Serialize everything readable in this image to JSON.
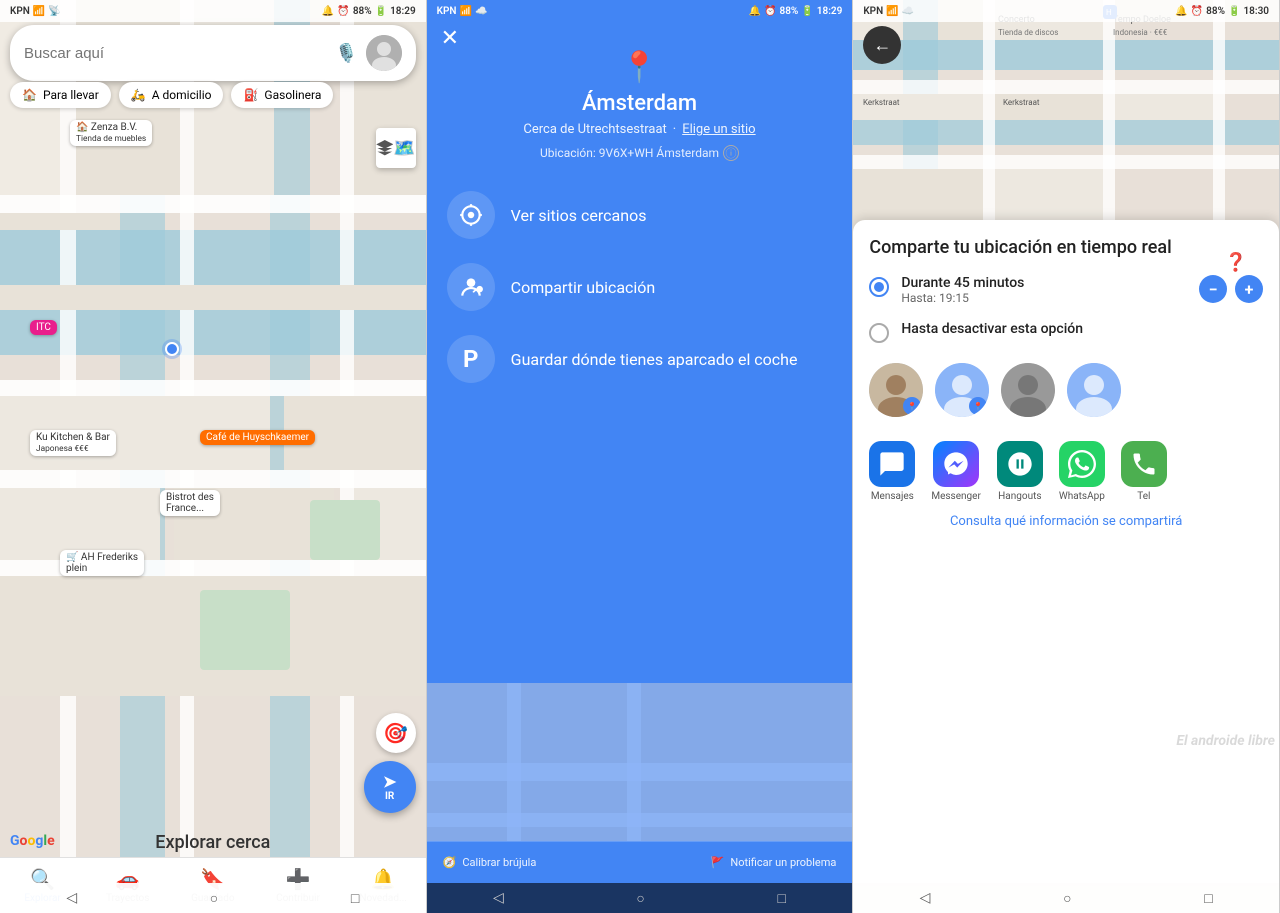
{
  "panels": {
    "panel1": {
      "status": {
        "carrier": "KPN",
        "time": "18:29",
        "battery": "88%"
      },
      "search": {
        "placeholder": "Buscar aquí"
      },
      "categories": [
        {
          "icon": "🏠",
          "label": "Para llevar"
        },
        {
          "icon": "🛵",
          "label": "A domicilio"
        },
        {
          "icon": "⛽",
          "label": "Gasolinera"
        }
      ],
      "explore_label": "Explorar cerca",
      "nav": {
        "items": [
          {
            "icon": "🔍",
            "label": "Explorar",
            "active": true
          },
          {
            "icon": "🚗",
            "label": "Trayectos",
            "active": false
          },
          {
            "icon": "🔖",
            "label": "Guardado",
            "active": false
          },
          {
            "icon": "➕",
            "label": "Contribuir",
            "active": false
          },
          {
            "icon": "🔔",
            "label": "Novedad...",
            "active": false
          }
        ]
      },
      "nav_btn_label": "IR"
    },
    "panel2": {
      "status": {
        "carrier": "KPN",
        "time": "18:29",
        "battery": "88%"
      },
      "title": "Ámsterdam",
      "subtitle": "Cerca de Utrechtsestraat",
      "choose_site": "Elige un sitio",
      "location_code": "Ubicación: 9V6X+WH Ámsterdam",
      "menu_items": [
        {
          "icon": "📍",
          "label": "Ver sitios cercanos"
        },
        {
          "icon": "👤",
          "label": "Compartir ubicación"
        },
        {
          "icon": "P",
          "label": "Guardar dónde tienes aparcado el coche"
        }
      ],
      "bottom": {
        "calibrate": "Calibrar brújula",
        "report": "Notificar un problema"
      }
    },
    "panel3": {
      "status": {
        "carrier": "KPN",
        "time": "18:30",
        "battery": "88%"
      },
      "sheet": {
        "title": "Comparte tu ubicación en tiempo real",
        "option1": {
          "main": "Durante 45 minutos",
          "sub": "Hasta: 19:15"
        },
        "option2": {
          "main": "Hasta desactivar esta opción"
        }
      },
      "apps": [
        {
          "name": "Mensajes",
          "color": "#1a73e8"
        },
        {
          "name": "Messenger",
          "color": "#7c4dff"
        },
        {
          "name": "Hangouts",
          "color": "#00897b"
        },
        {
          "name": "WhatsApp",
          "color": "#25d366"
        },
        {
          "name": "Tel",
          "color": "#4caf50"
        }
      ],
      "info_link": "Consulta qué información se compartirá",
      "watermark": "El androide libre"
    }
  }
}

=====

> **WORK TO BE COMPLETED**: Copy every line of the records above that contains "name".

> **WORKED SOLUTION**:
          "name": "Mensajes",
          "name": "Messenger",
          "name": "Hangouts",
          "name": "WhatsApp",
          "name": "Tel",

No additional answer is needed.